= Work instructions =
Locate and copy all lines bearing the word "JSON".

Figure record listings
## START
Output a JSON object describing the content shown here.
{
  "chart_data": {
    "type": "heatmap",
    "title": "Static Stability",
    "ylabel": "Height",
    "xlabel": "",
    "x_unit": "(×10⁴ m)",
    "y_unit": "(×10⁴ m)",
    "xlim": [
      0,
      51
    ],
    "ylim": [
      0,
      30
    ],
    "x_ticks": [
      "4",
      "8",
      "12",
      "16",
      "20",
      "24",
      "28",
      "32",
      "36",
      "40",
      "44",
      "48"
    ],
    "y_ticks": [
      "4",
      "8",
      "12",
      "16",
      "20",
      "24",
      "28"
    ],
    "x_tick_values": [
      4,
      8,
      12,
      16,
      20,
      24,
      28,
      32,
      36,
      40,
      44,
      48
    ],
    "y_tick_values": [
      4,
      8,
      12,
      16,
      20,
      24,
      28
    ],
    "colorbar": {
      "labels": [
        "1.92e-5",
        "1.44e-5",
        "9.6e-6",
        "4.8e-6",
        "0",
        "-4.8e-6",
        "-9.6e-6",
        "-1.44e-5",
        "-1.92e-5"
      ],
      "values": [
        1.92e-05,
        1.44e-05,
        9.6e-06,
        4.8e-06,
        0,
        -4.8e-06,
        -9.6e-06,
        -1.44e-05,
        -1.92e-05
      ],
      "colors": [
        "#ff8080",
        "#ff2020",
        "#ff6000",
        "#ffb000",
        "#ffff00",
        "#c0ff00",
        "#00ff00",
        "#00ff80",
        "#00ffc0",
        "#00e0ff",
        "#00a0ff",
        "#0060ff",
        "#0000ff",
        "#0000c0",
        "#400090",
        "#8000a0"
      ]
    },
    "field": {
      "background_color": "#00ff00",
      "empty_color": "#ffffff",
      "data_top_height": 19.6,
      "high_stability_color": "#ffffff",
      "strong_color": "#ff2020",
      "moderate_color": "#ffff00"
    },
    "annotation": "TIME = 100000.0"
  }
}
## END
## START
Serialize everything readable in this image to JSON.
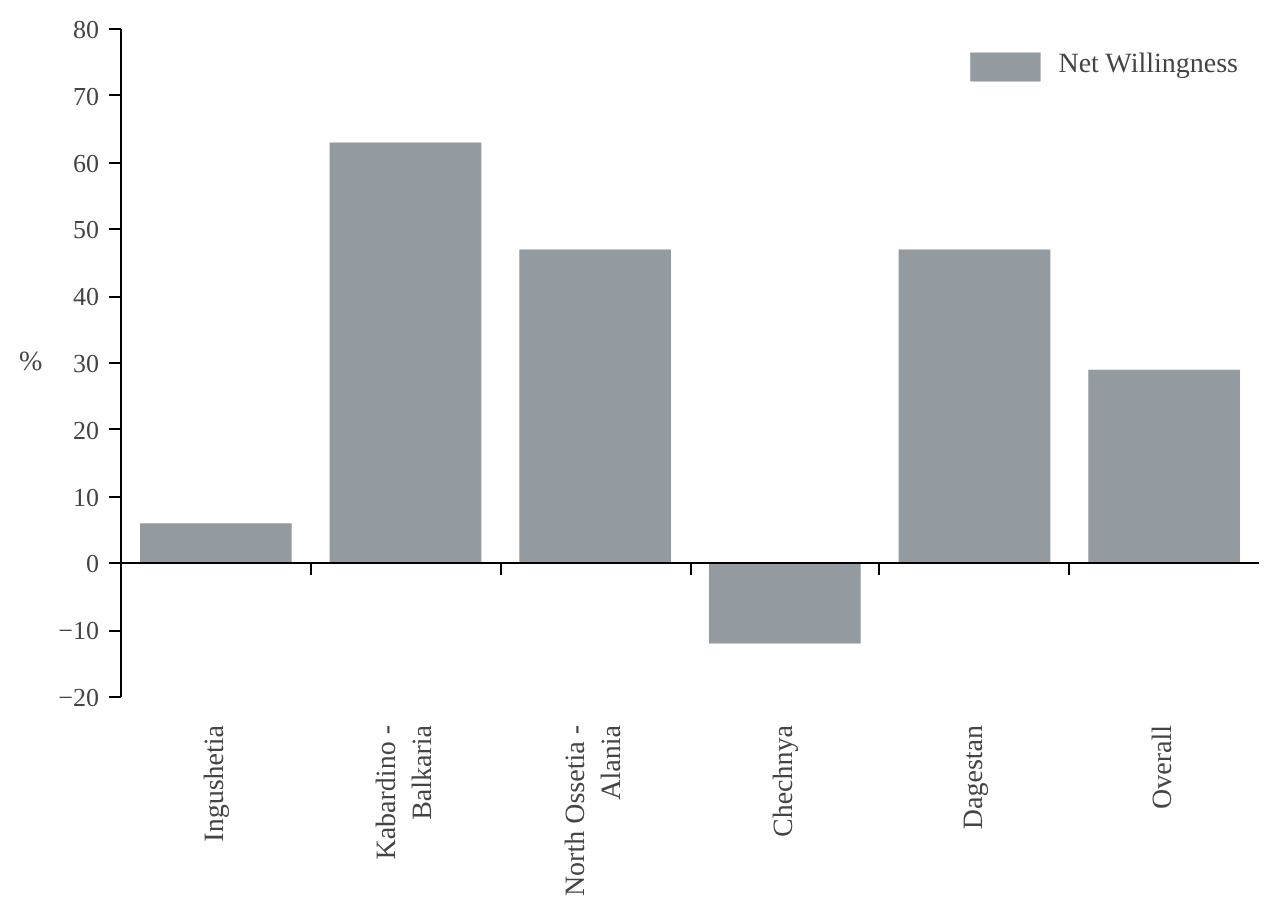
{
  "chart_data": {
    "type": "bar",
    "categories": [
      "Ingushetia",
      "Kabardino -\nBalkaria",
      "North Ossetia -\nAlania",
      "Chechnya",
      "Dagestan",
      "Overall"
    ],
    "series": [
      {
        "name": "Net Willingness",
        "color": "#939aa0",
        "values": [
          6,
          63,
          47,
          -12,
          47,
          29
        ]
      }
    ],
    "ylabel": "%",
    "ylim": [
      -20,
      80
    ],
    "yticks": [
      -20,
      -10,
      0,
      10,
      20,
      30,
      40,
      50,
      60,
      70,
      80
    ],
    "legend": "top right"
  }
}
## END
= Task solution =
Output a JSON object describing the content shown here.
Serialize everything readable in this image to JSON.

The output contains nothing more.